## Task statement
All that is needed is every line of the listing below that has "Entrainment".
- - - - - - -
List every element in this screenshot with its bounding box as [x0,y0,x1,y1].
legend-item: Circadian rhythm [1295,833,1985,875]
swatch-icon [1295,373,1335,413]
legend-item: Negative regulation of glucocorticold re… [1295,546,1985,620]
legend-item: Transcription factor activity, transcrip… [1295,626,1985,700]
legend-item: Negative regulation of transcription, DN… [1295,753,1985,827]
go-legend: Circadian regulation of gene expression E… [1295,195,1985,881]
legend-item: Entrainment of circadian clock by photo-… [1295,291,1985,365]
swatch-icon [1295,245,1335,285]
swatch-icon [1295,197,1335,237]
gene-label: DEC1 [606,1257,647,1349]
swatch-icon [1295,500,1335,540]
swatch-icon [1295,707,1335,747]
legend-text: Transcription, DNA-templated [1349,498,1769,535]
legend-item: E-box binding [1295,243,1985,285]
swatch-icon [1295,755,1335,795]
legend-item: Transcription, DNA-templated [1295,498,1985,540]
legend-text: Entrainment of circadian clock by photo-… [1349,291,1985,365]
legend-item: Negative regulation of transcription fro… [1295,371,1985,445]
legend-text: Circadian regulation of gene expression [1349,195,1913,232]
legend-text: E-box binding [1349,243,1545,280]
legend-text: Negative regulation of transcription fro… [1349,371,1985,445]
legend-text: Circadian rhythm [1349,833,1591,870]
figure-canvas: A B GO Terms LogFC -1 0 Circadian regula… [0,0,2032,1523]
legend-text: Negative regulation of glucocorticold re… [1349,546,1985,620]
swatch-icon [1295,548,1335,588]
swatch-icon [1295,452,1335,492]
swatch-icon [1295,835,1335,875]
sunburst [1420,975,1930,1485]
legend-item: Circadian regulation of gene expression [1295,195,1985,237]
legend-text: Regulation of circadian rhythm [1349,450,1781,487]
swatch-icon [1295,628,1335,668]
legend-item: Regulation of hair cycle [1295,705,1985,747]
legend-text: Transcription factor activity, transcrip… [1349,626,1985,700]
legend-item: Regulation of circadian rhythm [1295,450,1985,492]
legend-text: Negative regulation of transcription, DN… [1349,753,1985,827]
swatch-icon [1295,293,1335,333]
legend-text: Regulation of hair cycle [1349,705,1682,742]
- - - - - - -
## Task solution
legend-item: Entrainment of circadian clock by photo-… [1295,291,1985,365]
legend-text: Entrainment of circadian clock by photo-… [1349,291,1985,365]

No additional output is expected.